La parte centrale della ruota è costituita da un pezzo cilindrico
in legno detto mozzo ('u miòlu), dello spesso di cm 27 e
diametro di cm.22, dotato di 12 fori per
l’innesto dei raggi chiamati iammuzzi (jammi = gambe), spesso
arricchiti da intagli a fitte sezioni parallele (impòsti) o
addirittura soggetti scolpiti quali fiori, aquile, sirene, o teste
di paladino. Nella parte interna del mozzo viene incastrata la
boccola, cioè un tubo in bronzo (a viscida o usciula), a
sezione conica, per l’inserimento sull’asse in ferro (fusu)
del carretto. La corona o parte esterna della ruota è composta da
6 pezzi curvilinee (cuvvi), che costituiscono la circonferenza
della ruota, tenuti insieme dal cerchione in ferro, 'u circuni.
Il mozzo è bloccato al
fusu, per mezzo di un dado a vite detto rannula. 'U
fusu è dotato di due rondelle grossolane che permettono alla
ruota un certo gioco, con emissione di un rumore caratteristico (('u
toccu o lu tonu giustu), senza il quale il carretto non ha
alcun valore.
Il diametro medio delle ruote è di m. 1,40.
Le stanghe (asti),
della lunghezza di m.3,70, sono a sezione rettangolare nella parte
posteriore e centrale, ed ellittica nella parte anteriore, il cui
terminale porta un anello in ferro (ucchiali o occhiu d'asta)

★ ★ ★ ★ ★

*Consegne:*
A. Secondo il brano sulla ruota del carretto, quanti fori ha il mozzo?
B. Prosegui il brano sulla ruota del carretto dal punto in cui si interrompe.

*Dati forniti:*

★ ★ ★ ★ ★

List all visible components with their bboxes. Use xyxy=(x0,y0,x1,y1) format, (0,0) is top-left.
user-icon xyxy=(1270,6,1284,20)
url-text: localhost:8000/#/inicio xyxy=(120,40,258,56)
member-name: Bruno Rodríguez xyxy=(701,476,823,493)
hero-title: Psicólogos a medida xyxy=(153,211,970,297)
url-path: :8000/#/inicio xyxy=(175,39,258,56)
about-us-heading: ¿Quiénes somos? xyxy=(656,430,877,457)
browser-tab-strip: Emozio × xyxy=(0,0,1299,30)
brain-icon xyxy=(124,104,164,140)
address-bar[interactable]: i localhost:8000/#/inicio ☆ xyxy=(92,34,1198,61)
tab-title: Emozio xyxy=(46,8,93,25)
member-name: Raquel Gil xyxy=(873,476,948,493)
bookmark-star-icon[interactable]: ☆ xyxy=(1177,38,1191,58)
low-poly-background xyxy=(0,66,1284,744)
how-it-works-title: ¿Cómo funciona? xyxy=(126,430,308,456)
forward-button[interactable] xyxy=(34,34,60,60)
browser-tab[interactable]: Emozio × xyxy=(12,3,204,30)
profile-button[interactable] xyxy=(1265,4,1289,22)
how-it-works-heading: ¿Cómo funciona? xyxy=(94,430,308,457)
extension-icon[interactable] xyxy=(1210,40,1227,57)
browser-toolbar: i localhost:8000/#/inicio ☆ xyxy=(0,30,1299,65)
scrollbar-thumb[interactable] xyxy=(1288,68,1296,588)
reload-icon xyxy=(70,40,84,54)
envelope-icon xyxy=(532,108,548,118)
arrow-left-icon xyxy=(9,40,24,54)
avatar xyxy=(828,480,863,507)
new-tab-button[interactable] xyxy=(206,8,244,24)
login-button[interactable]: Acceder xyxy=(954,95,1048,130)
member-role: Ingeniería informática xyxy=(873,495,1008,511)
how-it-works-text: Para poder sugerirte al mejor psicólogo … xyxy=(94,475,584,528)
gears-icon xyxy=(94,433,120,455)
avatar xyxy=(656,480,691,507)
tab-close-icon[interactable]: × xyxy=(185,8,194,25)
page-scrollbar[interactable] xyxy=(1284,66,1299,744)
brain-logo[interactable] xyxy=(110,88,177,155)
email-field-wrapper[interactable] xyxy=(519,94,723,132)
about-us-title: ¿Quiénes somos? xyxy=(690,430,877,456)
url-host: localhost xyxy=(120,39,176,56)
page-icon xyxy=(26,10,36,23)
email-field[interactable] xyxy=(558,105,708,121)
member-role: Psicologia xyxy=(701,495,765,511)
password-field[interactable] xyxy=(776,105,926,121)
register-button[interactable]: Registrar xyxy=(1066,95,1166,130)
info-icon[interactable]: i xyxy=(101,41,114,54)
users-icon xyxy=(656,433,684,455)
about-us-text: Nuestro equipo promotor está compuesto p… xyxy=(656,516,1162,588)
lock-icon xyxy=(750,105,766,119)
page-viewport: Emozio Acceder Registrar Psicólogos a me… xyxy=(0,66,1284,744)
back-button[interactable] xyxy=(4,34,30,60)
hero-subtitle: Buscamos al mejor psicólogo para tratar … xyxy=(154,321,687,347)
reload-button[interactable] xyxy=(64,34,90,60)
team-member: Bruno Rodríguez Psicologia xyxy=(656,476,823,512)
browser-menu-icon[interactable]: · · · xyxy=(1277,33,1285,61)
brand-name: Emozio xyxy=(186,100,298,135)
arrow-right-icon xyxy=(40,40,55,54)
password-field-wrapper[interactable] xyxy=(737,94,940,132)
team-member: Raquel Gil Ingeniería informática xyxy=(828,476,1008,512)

★ ★ ★ ★ ★

*Risultati dell'esercizio:*
A. Dodici fori, per l'innesto dei raggi.

B.
per l’aggancio al basto. Fra le aste e sotto 'i tavulazzi sono montate due parti in legno chiamate
'i
chiavi, una anteriore ed una posteriore. La prima è una
semplice barra ricurva verso il basso, la seconda di forma
rettangolare consiste in un bassorilievo intagliato rappresentante
una scena, solitamente cavalleresca, che può assumere diversi
gradi di pregevolezza. Spesso nella chiavi posteriore si riportano
i nomi dell’artigiano carradore e di chi ne ha commissionato la
realizzazione.
Nella parte terminale del carretto troviamo 'a chiavi di ferru,
che sorregge le aste.
Nella cassa (càscia di carrettu), distinguiamo: 'u
funnu di càscia, cioè il pianale di carico prolungato
anteriormente e posteriormente da due tavole trasversali ('u
tavulazzu d’avanti e 'u tavulazzu d’arreri); le due sponde
fisse del carretto ('i masciddàra, dal siciliano mascidda = mascella), e un portello posteriore removibile ('u
puttèddu) per agevolare le operazioni di carico e scarico.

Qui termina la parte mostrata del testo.